**Task instructions**
State how many lines of the records contain the string "ylabel", and give no other information.

**Records provided**
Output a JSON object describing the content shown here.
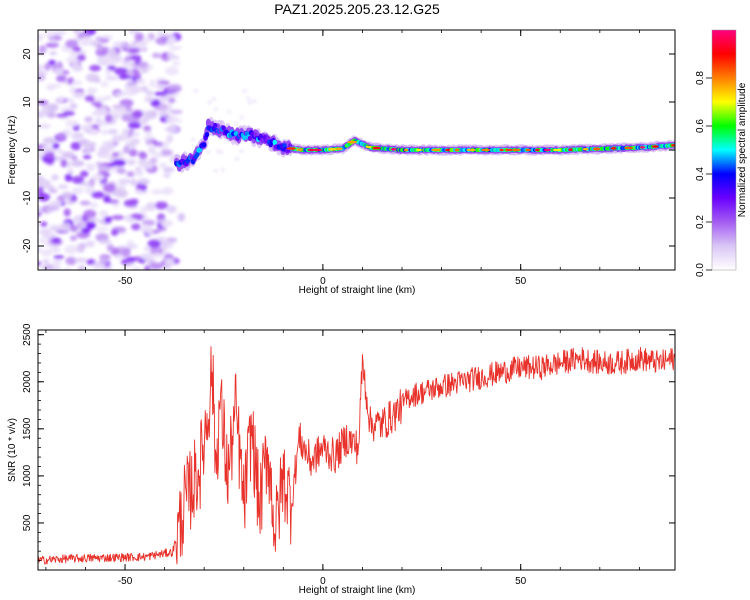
{
  "figure_title": "PAZ1.2025.205.23.12.G25",
  "colors": {
    "snr_line": "#e8312a",
    "axes": "#000000",
    "spectral_ramp": [
      "#ffffff",
      "#d9c6f5",
      "#a45cf2",
      "#6a00ff",
      "#0000ff",
      "#00ffff",
      "#00ff00",
      "#ffff00",
      "#ff7f00",
      "#ff0000",
      "#ff0080"
    ]
  },
  "chart_data": [
    {
      "type": "heatmap",
      "xlabel": "Height of straight line (km)",
      "ylabel": "Frequency (Hz)",
      "xlim": [
        -72,
        89
      ],
      "ylim": [
        -25,
        25
      ],
      "xticks": [
        -50,
        0,
        50
      ],
      "yticks": [
        -20,
        -10,
        0,
        10,
        20
      ],
      "colorbar": {
        "label": "Normalized spectral amplitude",
        "range": [
          0,
          1
        ],
        "ticks": [
          "0.0",
          "0.2",
          "0.4",
          "0.6",
          "0.8"
        ]
      },
      "signal_track": [
        {
          "x": -37,
          "y": -3
        },
        {
          "x": -33,
          "y": -2
        },
        {
          "x": -30,
          "y": 1
        },
        {
          "x": -29,
          "y": 5
        },
        {
          "x": -25,
          "y": 4
        },
        {
          "x": -22,
          "y": 3
        },
        {
          "x": -18,
          "y": 3
        },
        {
          "x": -14,
          "y": 2
        },
        {
          "x": -10,
          "y": 0.5
        },
        {
          "x": -5,
          "y": 0
        },
        {
          "x": 0,
          "y": 0
        },
        {
          "x": 5,
          "y": 0.3
        },
        {
          "x": 8,
          "y": 2
        },
        {
          "x": 12,
          "y": 0.5
        },
        {
          "x": 20,
          "y": 0
        },
        {
          "x": 40,
          "y": 0
        },
        {
          "x": 60,
          "y": 0
        },
        {
          "x": 80,
          "y": 0.5
        },
        {
          "x": 89,
          "y": 1
        }
      ],
      "noise_region_x": [
        -72,
        -37
      ]
    },
    {
      "type": "line",
      "xlabel": "Height of straight line (km)",
      "ylabel": "SNR (10 * v/v)",
      "xlim": [
        -72,
        89
      ],
      "ylim": [
        0,
        2550
      ],
      "xticks": [
        -50,
        0,
        50
      ],
      "yticks": [
        500,
        1000,
        1500,
        2000,
        2500
      ],
      "series": [
        {
          "x": [
            -72,
            -65,
            -55,
            -45,
            -38,
            -36,
            -35,
            -33,
            -31,
            -29,
            -28,
            -27,
            -26,
            -24,
            -22,
            -20,
            -18,
            -16,
            -14,
            -12,
            -10,
            -8,
            -6,
            -3,
            0,
            3,
            6,
            9,
            10,
            12,
            15,
            18,
            22,
            26,
            30,
            35,
            40,
            45,
            50,
            55,
            60,
            65,
            70,
            75,
            80,
            85,
            89
          ],
          "y": [
            100,
            120,
            130,
            140,
            190,
            500,
            700,
            900,
            1100,
            1700,
            2150,
            1100,
            1800,
            1000,
            1700,
            700,
            1500,
            650,
            1300,
            400,
            1000,
            700,
            1400,
            1150,
            1300,
            1200,
            1400,
            1300,
            2200,
            1550,
            1550,
            1650,
            1850,
            1900,
            1950,
            2000,
            2050,
            2100,
            2150,
            2150,
            2200,
            2250,
            2200,
            2200,
            2250,
            2200,
            2250
          ]
        }
      ]
    }
  ]
}
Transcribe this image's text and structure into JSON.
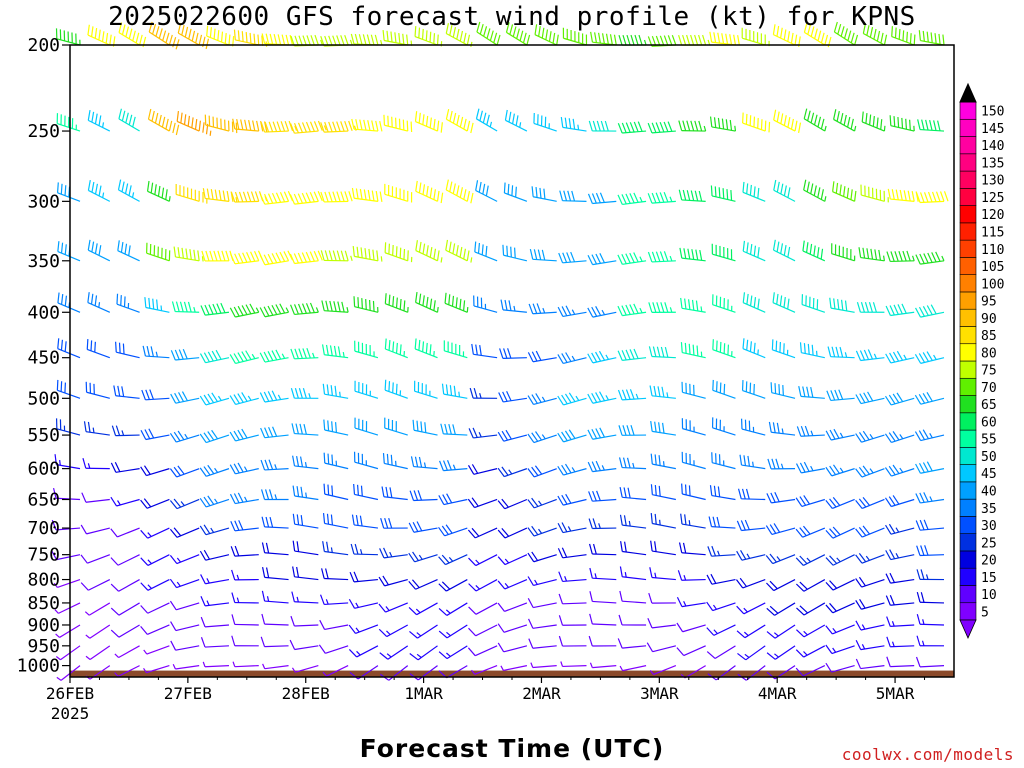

**Response to this task**
2